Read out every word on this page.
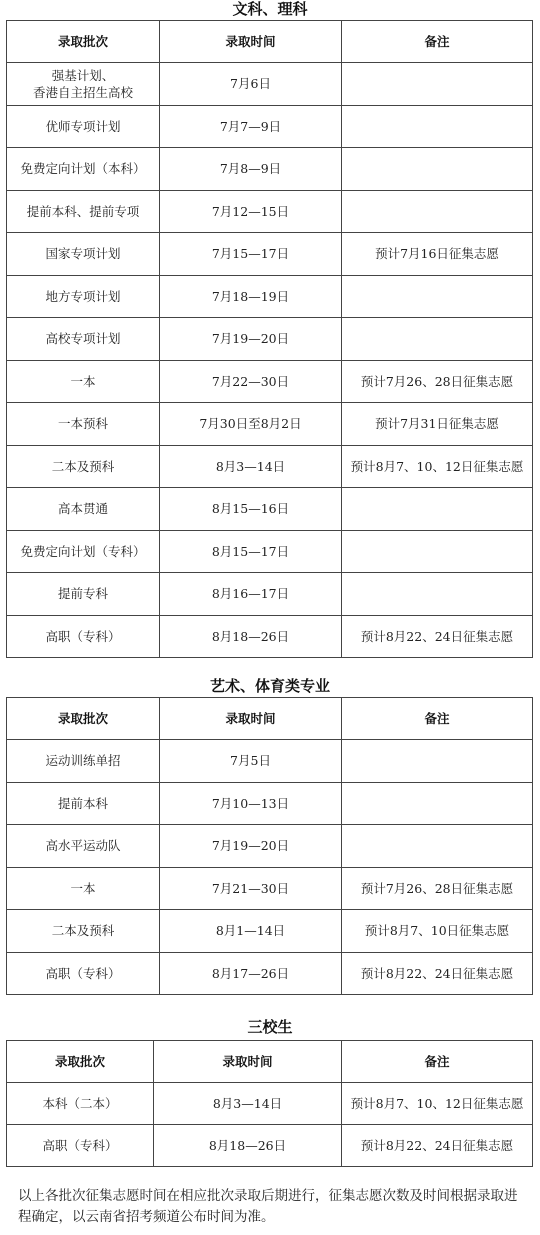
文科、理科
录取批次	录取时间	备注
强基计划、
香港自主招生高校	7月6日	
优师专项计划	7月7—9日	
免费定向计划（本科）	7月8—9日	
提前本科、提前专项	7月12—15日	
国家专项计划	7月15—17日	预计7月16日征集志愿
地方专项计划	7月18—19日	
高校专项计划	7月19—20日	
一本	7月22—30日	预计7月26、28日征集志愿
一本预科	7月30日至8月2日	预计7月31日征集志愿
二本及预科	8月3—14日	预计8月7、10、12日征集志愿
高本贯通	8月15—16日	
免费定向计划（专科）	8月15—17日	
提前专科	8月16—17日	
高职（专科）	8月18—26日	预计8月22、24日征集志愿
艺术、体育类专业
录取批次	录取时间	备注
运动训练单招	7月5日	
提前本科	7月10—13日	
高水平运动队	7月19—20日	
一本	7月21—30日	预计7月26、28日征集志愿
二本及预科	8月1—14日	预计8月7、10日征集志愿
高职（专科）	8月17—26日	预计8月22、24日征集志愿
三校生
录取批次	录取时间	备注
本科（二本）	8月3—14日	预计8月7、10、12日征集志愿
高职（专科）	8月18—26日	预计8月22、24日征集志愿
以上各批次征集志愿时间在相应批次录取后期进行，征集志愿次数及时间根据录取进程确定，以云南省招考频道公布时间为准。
· · · · · · ·
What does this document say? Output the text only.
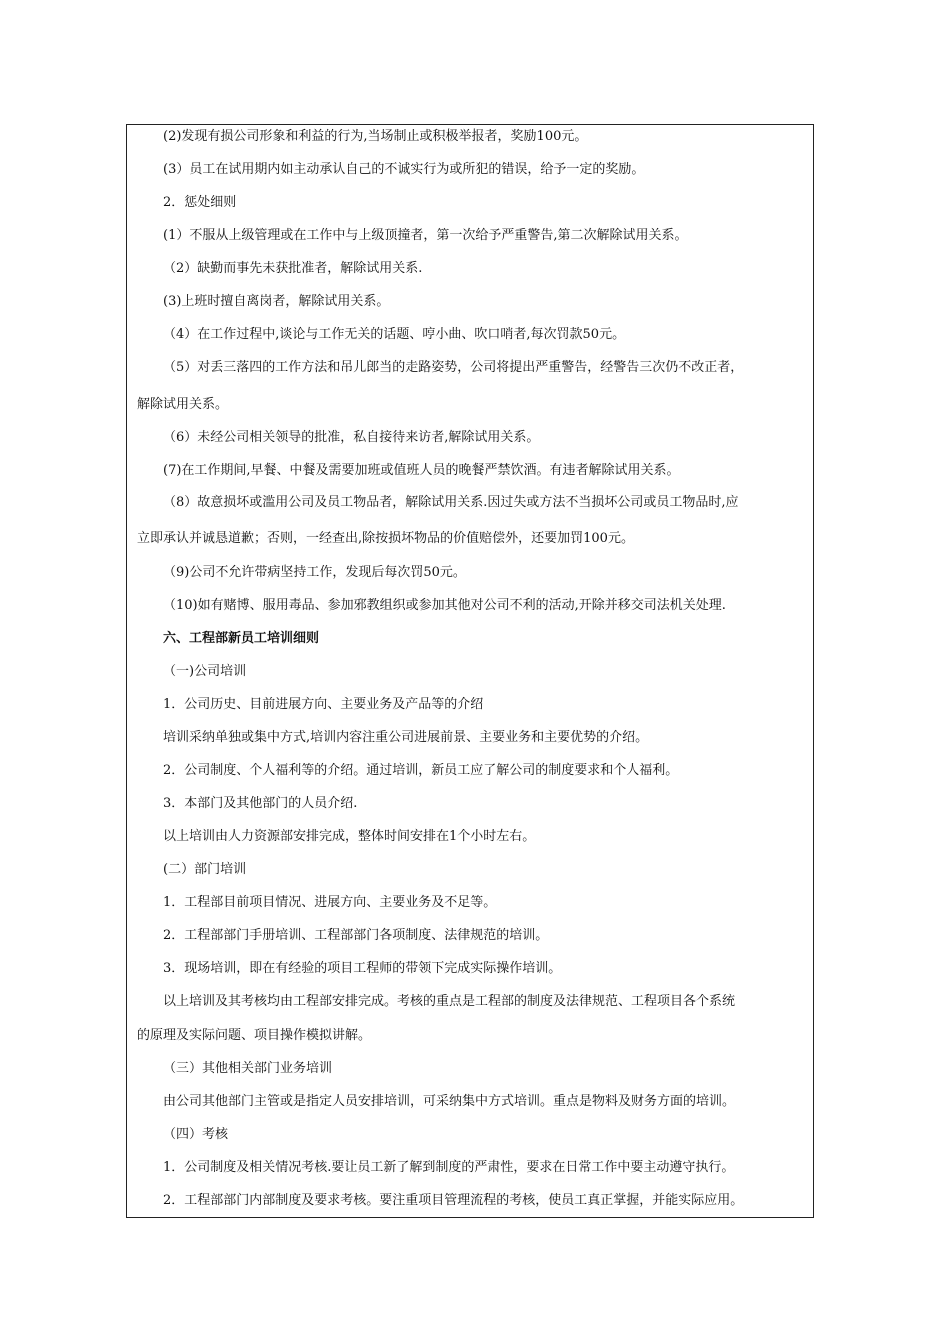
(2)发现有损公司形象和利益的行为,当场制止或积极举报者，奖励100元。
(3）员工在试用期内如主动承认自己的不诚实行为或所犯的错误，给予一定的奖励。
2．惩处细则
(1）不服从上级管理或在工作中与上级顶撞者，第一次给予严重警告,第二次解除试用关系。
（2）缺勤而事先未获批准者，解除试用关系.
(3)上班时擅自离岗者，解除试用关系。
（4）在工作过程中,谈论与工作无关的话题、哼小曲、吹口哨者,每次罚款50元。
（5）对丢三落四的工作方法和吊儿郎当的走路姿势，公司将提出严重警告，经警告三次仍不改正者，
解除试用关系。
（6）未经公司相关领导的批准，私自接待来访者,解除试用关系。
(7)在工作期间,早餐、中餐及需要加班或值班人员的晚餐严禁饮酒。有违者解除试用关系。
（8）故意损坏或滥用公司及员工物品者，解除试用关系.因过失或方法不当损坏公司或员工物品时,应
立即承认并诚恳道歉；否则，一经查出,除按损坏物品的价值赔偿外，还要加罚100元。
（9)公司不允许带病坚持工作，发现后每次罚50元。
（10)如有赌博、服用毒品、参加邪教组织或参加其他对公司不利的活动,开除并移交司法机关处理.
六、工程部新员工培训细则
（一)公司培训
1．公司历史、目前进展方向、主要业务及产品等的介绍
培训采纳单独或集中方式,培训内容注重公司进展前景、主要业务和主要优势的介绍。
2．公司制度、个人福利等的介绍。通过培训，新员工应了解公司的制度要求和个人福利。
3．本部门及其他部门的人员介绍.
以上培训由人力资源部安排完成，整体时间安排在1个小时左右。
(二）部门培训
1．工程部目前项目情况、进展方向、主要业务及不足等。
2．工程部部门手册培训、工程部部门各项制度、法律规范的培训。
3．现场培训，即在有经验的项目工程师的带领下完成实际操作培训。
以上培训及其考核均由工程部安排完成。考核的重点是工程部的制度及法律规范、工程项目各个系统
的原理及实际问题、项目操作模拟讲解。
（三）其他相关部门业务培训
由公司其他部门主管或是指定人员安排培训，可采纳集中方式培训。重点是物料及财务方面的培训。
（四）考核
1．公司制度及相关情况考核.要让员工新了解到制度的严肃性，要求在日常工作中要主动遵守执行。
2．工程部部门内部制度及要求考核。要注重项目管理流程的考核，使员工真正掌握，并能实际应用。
· · · · · · ·
Find the lines holding "this" and list every one.

Read out every word on this page.
What does this document say? Output the text only.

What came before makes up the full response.